### RECORDS SUPPLIED
##############################

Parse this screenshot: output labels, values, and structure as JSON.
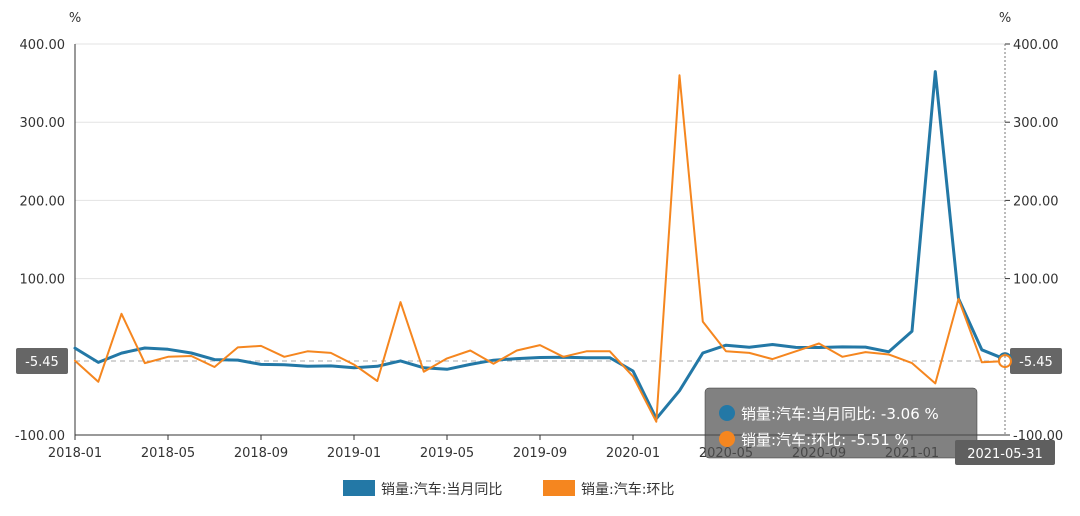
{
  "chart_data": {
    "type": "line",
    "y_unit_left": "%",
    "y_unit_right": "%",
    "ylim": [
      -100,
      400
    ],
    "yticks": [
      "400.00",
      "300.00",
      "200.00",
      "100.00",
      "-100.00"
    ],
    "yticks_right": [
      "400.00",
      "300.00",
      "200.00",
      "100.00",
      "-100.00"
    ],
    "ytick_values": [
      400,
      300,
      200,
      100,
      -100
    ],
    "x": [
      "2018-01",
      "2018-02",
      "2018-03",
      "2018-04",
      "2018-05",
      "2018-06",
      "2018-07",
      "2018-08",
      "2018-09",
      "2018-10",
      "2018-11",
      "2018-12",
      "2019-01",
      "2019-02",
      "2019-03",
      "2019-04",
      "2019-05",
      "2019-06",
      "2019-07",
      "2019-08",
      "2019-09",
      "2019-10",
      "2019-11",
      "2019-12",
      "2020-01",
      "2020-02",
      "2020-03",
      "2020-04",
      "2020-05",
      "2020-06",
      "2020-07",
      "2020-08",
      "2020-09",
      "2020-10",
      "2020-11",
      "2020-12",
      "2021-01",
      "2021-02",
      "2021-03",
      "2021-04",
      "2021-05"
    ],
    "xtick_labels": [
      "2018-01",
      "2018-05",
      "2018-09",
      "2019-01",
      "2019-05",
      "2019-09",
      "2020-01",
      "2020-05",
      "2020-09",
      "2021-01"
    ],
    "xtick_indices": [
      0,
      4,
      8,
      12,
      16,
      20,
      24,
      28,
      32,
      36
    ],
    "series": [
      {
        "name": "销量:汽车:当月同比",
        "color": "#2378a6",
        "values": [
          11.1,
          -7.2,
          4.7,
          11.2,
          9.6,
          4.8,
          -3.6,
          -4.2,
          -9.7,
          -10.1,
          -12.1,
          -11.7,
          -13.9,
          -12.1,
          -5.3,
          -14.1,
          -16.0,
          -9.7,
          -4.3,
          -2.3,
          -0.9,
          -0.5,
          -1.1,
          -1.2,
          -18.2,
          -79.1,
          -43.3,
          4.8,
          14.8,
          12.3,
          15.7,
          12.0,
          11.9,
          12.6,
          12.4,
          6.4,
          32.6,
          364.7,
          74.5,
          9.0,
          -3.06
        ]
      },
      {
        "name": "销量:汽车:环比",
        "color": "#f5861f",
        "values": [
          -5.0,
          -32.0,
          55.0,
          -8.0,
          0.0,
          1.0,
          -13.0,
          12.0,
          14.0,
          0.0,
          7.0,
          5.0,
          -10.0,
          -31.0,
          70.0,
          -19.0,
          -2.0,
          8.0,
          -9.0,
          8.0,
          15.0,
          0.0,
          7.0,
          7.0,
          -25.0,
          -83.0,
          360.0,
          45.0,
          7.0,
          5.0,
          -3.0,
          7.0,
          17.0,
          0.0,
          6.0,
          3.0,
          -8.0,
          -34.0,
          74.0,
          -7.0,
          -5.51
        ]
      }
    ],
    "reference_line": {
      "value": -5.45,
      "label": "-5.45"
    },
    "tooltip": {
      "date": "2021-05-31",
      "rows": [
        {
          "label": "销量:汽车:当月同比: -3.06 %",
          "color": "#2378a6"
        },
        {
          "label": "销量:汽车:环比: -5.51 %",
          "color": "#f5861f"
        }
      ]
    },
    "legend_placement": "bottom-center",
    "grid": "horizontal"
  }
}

##############################

### YOUR TASK
Restate the data above word for word. Skip every picture.

### COMPLETE ANSWER
Parse this screenshot: output labels, values, and structure as JSON.
{
  "chart_data": {
    "type": "line",
    "y_unit_left": "%",
    "y_unit_right": "%",
    "ylim": [
      -100,
      400
    ],
    "yticks": [
      "400.00",
      "300.00",
      "200.00",
      "100.00",
      "-100.00"
    ],
    "yticks_right": [
      "400.00",
      "300.00",
      "200.00",
      "100.00",
      "-100.00"
    ],
    "ytick_values": [
      400,
      300,
      200,
      100,
      -100
    ],
    "x": [
      "2018-01",
      "2018-02",
      "2018-03",
      "2018-04",
      "2018-05",
      "2018-06",
      "2018-07",
      "2018-08",
      "2018-09",
      "2018-10",
      "2018-11",
      "2018-12",
      "2019-01",
      "2019-02",
      "2019-03",
      "2019-04",
      "2019-05",
      "2019-06",
      "2019-07",
      "2019-08",
      "2019-09",
      "2019-10",
      "2019-11",
      "2019-12",
      "2020-01",
      "2020-02",
      "2020-03",
      "2020-04",
      "2020-05",
      "2020-06",
      "2020-07",
      "2020-08",
      "2020-09",
      "2020-10",
      "2020-11",
      "2020-12",
      "2021-01",
      "2021-02",
      "2021-03",
      "2021-04",
      "2021-05"
    ],
    "xtick_labels": [
      "2018-01",
      "2018-05",
      "2018-09",
      "2019-01",
      "2019-05",
      "2019-09",
      "2020-01",
      "2020-05",
      "2020-09",
      "2021-01"
    ],
    "xtick_indices": [
      0,
      4,
      8,
      12,
      16,
      20,
      24,
      28,
      32,
      36
    ],
    "series": [
      {
        "name": "销量:汽车:当月同比",
        "color": "#2378a6",
        "values": [
          11.1,
          -7.2,
          4.7,
          11.2,
          9.6,
          4.8,
          -3.6,
          -4.2,
          -9.7,
          -10.1,
          -12.1,
          -11.7,
          -13.9,
          -12.1,
          -5.3,
          -14.1,
          -16.0,
          -9.7,
          -4.3,
          -2.3,
          -0.9,
          -0.5,
          -1.1,
          -1.2,
          -18.2,
          -79.1,
          -43.3,
          4.8,
          14.8,
          12.3,
          15.7,
          12.0,
          11.9,
          12.6,
          12.4,
          6.4,
          32.6,
          364.7,
          74.5,
          9.0,
          -3.06
        ]
      },
      {
        "name": "销量:汽车:环比",
        "color": "#f5861f",
        "values": [
          -5.0,
          -32.0,
          55.0,
          -8.0,
          0.0,
          1.0,
          -13.0,
          12.0,
          14.0,
          0.0,
          7.0,
          5.0,
          -10.0,
          -31.0,
          70.0,
          -19.0,
          -2.0,
          8.0,
          -9.0,
          8.0,
          15.0,
          0.0,
          7.0,
          7.0,
          -25.0,
          -83.0,
          360.0,
          45.0,
          7.0,
          5.0,
          -3.0,
          7.0,
          17.0,
          0.0,
          6.0,
          3.0,
          -8.0,
          -34.0,
          74.0,
          -7.0,
          -5.51
        ]
      }
    ],
    "reference_line": {
      "value": -5.45,
      "label": "-5.45"
    },
    "tooltip": {
      "date": "2021-05-31",
      "rows": [
        {
          "label": "销量:汽车:当月同比: -3.06 %",
          "color": "#2378a6"
        },
        {
          "label": "销量:汽车:环比: -5.51 %",
          "color": "#f5861f"
        }
      ]
    },
    "legend_placement": "bottom-center",
    "grid": "horizontal"
  }
}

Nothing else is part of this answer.